■ **Excerpts from a figure dataset**:
(begin)

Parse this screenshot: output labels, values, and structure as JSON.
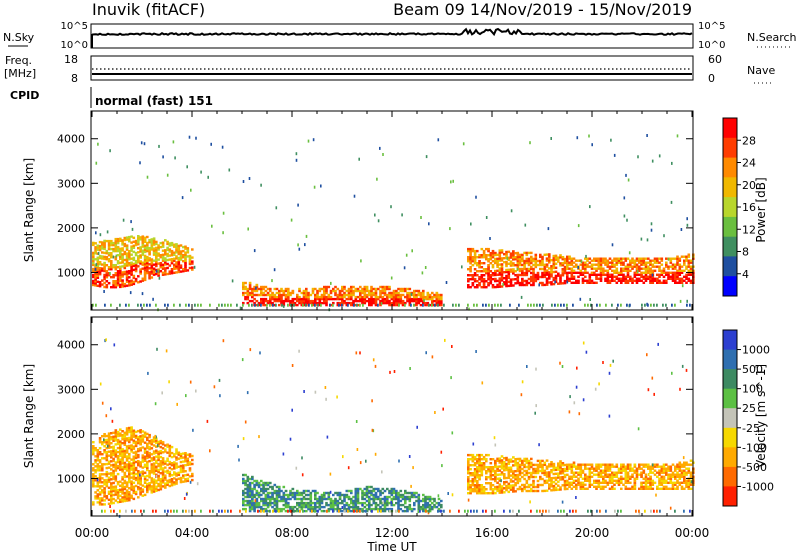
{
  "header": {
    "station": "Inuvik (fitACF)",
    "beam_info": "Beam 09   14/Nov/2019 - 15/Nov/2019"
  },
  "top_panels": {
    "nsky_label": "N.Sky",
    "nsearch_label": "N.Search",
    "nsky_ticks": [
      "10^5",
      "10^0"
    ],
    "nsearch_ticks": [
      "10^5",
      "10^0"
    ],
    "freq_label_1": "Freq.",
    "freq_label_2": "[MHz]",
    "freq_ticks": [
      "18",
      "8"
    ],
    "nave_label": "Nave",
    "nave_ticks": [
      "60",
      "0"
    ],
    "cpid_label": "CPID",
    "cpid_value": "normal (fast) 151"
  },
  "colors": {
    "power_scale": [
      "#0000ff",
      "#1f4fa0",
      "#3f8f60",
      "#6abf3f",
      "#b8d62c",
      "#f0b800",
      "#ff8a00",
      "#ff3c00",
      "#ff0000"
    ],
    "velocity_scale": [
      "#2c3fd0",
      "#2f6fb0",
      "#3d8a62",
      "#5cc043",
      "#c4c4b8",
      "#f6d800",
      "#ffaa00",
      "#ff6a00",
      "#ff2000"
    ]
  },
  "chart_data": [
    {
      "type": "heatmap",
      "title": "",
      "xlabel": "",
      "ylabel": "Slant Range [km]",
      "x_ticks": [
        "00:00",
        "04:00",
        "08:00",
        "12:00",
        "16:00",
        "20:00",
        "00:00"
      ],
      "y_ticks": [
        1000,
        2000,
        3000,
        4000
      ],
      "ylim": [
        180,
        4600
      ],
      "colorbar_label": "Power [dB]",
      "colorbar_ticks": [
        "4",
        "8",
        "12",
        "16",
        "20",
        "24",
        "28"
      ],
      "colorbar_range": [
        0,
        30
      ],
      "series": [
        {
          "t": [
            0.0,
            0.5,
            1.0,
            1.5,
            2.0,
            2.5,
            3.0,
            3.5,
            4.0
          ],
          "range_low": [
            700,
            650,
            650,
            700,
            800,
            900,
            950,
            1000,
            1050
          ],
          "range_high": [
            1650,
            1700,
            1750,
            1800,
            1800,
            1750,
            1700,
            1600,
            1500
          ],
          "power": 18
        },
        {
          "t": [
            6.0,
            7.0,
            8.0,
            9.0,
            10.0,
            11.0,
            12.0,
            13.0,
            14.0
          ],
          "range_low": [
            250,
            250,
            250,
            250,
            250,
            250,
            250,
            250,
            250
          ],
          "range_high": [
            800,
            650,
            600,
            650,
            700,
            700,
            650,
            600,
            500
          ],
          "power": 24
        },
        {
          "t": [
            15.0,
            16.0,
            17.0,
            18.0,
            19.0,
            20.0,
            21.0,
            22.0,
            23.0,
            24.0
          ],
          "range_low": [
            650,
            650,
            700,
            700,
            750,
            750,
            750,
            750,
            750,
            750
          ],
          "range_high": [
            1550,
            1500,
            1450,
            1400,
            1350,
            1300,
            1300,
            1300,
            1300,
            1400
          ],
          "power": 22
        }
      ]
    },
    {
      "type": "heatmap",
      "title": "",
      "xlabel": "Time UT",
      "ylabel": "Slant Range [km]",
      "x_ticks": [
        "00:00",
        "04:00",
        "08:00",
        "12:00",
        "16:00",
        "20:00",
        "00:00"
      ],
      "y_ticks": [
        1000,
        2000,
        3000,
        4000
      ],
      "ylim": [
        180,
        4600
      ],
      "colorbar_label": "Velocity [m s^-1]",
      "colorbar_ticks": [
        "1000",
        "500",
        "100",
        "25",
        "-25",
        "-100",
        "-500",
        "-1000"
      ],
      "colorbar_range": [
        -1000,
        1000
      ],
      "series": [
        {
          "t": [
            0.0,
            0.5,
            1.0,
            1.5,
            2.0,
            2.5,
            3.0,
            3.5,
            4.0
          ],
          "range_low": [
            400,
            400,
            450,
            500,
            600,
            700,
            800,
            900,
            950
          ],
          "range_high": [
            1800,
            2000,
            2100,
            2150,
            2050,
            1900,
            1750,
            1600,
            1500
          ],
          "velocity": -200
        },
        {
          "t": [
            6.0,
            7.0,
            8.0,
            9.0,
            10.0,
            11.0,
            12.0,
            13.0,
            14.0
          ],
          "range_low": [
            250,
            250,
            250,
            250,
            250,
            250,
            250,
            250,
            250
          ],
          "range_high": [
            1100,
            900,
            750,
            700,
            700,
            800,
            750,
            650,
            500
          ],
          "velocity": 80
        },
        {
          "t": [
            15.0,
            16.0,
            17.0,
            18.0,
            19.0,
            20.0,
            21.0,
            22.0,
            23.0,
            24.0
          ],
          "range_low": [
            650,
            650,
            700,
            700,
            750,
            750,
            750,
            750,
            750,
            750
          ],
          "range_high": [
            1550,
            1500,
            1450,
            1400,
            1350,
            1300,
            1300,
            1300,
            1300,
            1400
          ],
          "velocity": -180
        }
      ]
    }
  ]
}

(end)

Repeat each entry exactly as given; no pictures belong in the copy.

Parse this screenshot: output labels, values, and structure as JSON.
{
  "header": {
    "station": "Inuvik (fitACF)",
    "beam_info": "Beam 09   14/Nov/2019 - 15/Nov/2019"
  },
  "top_panels": {
    "nsky_label": "N.Sky",
    "nsearch_label": "N.Search",
    "nsky_ticks": [
      "10^5",
      "10^0"
    ],
    "nsearch_ticks": [
      "10^5",
      "10^0"
    ],
    "freq_label_1": "Freq.",
    "freq_label_2": "[MHz]",
    "freq_ticks": [
      "18",
      "8"
    ],
    "nave_label": "Nave",
    "nave_ticks": [
      "60",
      "0"
    ],
    "cpid_label": "CPID",
    "cpid_value": "normal (fast) 151"
  },
  "colors": {
    "power_scale": [
      "#0000ff",
      "#1f4fa0",
      "#3f8f60",
      "#6abf3f",
      "#b8d62c",
      "#f0b800",
      "#ff8a00",
      "#ff3c00",
      "#ff0000"
    ],
    "velocity_scale": [
      "#2c3fd0",
      "#2f6fb0",
      "#3d8a62",
      "#5cc043",
      "#c4c4b8",
      "#f6d800",
      "#ffaa00",
      "#ff6a00",
      "#ff2000"
    ]
  },
  "chart_data": [
    {
      "type": "heatmap",
      "title": "",
      "xlabel": "",
      "ylabel": "Slant Range [km]",
      "x_ticks": [
        "00:00",
        "04:00",
        "08:00",
        "12:00",
        "16:00",
        "20:00",
        "00:00"
      ],
      "y_ticks": [
        1000,
        2000,
        3000,
        4000
      ],
      "ylim": [
        180,
        4600
      ],
      "colorbar_label": "Power [dB]",
      "colorbar_ticks": [
        "4",
        "8",
        "12",
        "16",
        "20",
        "24",
        "28"
      ],
      "colorbar_range": [
        0,
        30
      ],
      "series": [
        {
          "t": [
            0.0,
            0.5,
            1.0,
            1.5,
            2.0,
            2.5,
            3.0,
            3.5,
            4.0
          ],
          "range_low": [
            700,
            650,
            650,
            700,
            800,
            900,
            950,
            1000,
            1050
          ],
          "range_high": [
            1650,
            1700,
            1750,
            1800,
            1800,
            1750,
            1700,
            1600,
            1500
          ],
          "power": 18
        },
        {
          "t": [
            6.0,
            7.0,
            8.0,
            9.0,
            10.0,
            11.0,
            12.0,
            13.0,
            14.0
          ],
          "range_low": [
            250,
            250,
            250,
            250,
            250,
            250,
            250,
            250,
            250
          ],
          "range_high": [
            800,
            650,
            600,
            650,
            700,
            700,
            650,
            600,
            500
          ],
          "power": 24
        },
        {
          "t": [
            15.0,
            16.0,
            17.0,
            18.0,
            19.0,
            20.0,
            21.0,
            22.0,
            23.0,
            24.0
          ],
          "range_low": [
            650,
            650,
            700,
            700,
            750,
            750,
            750,
            750,
            750,
            750
          ],
          "range_high": [
            1550,
            1500,
            1450,
            1400,
            1350,
            1300,
            1300,
            1300,
            1300,
            1400
          ],
          "power": 22
        }
      ]
    },
    {
      "type": "heatmap",
      "title": "",
      "xlabel": "Time UT",
      "ylabel": "Slant Range [km]",
      "x_ticks": [
        "00:00",
        "04:00",
        "08:00",
        "12:00",
        "16:00",
        "20:00",
        "00:00"
      ],
      "y_ticks": [
        1000,
        2000,
        3000,
        4000
      ],
      "ylim": [
        180,
        4600
      ],
      "colorbar_label": "Velocity [m s^-1]",
      "colorbar_ticks": [
        "1000",
        "500",
        "100",
        "25",
        "-25",
        "-100",
        "-500",
        "-1000"
      ],
      "colorbar_range": [
        -1000,
        1000
      ],
      "series": [
        {
          "t": [
            0.0,
            0.5,
            1.0,
            1.5,
            2.0,
            2.5,
            3.0,
            3.5,
            4.0
          ],
          "range_low": [
            400,
            400,
            450,
            500,
            600,
            700,
            800,
            900,
            950
          ],
          "range_high": [
            1800,
            2000,
            2100,
            2150,
            2050,
            1900,
            1750,
            1600,
            1500
          ],
          "velocity": -200
        },
        {
          "t": [
            6.0,
            7.0,
            8.0,
            9.0,
            10.0,
            11.0,
            12.0,
            13.0,
            14.0
          ],
          "range_low": [
            250,
            250,
            250,
            250,
            250,
            250,
            250,
            250,
            250
          ],
          "range_high": [
            1100,
            900,
            750,
            700,
            700,
            800,
            750,
            650,
            500
          ],
          "velocity": 80
        },
        {
          "t": [
            15.0,
            16.0,
            17.0,
            18.0,
            19.0,
            20.0,
            21.0,
            22.0,
            23.0,
            24.0
          ],
          "range_low": [
            650,
            650,
            700,
            700,
            750,
            750,
            750,
            750,
            750,
            750
          ],
          "range_high": [
            1550,
            1500,
            1450,
            1400,
            1350,
            1300,
            1300,
            1300,
            1300,
            1400
          ],
          "velocity": -180
        }
      ]
    }
  ]
}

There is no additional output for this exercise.